WHAT YOU WILL DO: Find each line with the string "JSON" and copy it.

* Begin *

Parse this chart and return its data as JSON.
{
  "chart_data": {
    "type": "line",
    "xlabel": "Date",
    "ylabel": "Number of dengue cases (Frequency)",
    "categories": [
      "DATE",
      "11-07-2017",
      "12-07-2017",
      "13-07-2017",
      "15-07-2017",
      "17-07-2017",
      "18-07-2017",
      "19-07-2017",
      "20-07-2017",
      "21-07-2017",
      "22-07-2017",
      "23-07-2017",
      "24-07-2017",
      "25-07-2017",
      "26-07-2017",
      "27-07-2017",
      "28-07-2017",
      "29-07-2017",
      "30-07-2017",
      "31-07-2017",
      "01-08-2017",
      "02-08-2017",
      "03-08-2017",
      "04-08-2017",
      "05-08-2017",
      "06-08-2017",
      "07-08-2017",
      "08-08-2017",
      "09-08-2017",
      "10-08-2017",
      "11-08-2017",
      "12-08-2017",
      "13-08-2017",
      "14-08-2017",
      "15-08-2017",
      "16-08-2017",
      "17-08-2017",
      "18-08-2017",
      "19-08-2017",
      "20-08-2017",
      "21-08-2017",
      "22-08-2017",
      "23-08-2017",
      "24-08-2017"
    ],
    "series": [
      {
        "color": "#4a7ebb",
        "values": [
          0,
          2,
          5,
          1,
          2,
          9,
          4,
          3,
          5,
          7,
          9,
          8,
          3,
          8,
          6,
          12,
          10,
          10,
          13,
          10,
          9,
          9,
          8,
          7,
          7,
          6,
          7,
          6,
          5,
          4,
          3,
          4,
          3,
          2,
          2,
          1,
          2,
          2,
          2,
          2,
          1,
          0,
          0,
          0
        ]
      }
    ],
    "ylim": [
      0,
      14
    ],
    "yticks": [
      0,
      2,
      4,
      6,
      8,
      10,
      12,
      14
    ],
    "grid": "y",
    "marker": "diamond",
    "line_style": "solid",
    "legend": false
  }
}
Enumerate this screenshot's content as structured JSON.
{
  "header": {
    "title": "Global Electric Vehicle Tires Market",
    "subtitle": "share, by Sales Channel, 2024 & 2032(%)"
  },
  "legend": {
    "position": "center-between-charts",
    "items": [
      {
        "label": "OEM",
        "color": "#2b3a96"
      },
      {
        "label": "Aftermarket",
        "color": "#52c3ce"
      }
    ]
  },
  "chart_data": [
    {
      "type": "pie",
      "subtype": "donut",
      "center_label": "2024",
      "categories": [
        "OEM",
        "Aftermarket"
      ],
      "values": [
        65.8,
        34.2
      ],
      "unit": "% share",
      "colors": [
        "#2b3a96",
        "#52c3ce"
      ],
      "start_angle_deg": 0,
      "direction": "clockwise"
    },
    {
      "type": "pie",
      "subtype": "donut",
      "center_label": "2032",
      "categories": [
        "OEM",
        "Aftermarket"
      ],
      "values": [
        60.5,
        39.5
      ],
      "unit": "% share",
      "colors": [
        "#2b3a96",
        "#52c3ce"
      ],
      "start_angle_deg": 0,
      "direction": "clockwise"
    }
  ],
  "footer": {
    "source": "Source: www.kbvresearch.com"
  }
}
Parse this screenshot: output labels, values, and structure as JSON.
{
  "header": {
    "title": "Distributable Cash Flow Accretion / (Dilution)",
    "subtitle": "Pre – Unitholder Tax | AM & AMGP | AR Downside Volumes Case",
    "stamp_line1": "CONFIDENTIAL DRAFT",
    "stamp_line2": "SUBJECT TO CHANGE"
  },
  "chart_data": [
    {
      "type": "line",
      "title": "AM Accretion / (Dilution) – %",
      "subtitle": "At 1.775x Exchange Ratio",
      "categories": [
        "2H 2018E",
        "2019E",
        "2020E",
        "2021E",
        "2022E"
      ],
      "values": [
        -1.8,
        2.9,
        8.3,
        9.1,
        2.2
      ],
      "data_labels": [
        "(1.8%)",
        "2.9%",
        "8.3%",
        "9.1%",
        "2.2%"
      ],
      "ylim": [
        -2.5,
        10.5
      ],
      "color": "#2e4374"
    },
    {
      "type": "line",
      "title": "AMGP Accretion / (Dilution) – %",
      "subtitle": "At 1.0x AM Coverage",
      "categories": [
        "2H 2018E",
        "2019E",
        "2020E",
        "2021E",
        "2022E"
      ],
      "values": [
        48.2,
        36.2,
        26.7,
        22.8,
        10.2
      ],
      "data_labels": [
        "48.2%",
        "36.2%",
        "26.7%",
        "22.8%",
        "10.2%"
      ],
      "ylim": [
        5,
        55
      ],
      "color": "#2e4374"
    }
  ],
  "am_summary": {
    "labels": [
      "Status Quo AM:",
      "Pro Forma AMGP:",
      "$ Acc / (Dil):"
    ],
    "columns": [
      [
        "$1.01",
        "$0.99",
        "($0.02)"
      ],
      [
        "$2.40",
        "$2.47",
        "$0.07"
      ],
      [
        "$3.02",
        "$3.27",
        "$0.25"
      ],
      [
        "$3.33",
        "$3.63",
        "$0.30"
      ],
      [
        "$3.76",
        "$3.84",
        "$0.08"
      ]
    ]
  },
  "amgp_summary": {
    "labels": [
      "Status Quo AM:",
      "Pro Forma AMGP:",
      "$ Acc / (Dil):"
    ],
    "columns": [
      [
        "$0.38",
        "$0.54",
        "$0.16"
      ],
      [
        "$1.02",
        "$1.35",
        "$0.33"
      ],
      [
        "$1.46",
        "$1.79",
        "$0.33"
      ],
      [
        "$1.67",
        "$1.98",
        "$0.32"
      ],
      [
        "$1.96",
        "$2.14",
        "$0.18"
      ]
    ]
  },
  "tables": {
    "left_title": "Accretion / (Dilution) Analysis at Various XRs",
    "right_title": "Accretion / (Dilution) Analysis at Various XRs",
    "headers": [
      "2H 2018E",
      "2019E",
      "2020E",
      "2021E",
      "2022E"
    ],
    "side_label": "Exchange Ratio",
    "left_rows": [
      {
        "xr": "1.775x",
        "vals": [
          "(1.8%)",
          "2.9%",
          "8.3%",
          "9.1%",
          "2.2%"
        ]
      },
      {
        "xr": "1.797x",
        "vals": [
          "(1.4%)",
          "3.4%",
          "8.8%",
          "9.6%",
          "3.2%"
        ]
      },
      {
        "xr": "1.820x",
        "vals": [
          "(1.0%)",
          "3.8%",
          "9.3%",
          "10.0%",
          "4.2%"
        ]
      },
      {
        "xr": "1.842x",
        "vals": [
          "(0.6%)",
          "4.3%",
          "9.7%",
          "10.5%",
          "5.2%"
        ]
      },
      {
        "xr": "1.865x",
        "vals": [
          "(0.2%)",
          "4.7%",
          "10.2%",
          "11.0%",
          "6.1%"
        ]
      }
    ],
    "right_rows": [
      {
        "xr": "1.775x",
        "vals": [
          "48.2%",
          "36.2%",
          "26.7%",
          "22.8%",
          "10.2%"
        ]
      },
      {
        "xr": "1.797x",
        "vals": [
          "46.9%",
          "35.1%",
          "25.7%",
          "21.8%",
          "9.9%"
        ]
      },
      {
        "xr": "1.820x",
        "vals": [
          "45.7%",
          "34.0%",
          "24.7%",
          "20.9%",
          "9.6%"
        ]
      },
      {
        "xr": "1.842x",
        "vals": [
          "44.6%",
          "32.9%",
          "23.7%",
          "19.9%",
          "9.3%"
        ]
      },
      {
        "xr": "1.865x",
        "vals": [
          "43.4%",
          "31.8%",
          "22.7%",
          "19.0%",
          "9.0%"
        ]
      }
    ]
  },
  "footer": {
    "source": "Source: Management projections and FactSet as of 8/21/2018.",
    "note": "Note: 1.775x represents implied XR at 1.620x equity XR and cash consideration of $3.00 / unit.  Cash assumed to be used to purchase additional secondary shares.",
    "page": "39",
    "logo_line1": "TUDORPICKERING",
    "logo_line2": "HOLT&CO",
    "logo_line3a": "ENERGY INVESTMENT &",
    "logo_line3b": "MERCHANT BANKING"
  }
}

* End *
* Begin *

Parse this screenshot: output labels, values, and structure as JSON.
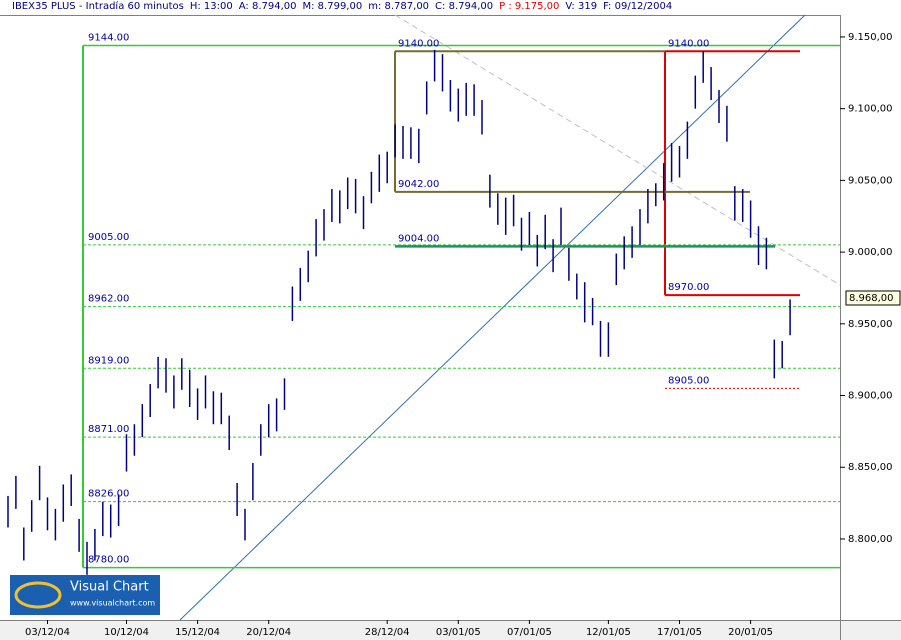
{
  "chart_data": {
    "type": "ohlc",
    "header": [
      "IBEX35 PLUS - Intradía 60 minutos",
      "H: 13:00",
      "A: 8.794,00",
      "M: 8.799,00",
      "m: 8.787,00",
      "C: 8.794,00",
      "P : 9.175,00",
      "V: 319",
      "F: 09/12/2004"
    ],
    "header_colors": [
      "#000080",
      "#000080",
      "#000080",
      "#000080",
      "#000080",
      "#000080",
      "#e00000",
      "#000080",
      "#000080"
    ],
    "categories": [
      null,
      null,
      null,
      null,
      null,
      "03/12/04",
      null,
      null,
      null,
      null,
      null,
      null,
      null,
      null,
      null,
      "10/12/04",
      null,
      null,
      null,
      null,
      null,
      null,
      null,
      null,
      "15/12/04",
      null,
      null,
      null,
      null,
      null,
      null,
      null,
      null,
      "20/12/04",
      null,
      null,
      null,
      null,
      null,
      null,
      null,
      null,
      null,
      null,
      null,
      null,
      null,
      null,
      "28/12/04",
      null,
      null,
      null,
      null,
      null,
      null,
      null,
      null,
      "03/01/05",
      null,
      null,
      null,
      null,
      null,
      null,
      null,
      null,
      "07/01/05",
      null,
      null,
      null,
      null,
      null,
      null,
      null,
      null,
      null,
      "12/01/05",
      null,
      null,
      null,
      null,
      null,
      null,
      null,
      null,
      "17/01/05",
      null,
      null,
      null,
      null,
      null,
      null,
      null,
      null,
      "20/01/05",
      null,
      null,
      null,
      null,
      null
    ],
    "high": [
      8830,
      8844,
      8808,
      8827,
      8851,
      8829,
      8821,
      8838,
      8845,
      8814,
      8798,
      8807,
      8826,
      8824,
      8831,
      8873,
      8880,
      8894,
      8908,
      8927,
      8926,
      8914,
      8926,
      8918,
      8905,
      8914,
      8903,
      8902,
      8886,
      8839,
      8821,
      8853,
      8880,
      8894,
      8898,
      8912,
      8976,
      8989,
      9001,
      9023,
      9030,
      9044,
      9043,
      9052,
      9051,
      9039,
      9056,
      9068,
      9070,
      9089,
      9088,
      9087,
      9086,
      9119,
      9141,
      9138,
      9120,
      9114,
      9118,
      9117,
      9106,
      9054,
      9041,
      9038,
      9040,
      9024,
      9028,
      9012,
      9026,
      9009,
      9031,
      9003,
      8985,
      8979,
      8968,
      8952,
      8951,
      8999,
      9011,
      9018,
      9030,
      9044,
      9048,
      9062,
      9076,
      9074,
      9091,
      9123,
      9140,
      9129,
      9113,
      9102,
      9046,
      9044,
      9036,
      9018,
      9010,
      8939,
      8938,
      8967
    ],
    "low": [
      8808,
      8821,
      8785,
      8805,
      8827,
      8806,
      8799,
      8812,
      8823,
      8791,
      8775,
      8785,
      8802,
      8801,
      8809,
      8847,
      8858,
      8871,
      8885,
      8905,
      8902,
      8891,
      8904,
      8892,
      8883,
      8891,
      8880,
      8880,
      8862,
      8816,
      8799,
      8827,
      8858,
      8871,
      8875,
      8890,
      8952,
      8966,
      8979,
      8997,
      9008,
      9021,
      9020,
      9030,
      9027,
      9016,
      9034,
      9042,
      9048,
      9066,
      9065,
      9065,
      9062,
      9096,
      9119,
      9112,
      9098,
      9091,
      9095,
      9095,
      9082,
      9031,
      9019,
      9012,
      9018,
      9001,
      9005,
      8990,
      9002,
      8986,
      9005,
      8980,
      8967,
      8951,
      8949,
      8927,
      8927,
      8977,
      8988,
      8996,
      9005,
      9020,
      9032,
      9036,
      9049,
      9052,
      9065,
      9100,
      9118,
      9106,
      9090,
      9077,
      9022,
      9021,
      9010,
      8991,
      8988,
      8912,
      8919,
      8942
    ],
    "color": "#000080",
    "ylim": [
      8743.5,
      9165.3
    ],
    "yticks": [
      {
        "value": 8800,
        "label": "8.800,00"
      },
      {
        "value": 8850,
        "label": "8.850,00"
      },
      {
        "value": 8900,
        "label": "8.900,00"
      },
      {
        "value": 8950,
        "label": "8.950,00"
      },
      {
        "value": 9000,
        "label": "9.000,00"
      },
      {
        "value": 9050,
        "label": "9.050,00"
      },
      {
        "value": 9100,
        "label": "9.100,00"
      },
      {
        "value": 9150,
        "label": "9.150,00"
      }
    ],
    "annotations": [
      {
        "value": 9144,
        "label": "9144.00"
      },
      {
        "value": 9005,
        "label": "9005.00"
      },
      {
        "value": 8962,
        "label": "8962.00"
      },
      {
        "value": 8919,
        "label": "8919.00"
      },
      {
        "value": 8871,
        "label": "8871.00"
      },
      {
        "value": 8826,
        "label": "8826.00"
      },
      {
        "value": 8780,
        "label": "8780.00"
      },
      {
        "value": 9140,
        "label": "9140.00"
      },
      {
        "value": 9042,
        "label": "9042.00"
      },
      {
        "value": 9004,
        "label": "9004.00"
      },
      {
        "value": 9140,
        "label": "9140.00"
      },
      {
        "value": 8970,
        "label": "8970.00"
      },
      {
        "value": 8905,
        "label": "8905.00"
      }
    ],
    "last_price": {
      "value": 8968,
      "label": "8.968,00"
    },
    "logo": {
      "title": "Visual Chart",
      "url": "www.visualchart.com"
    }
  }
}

* End *

FINAL RESULT:
Parse this chart and return its data as JSON.
Enumerate this screenshot's content as structured JSON.
Parse this screenshot: output labels, values, and structure as JSON.
Parse this screenshot: output labels, values, and structure as JSON.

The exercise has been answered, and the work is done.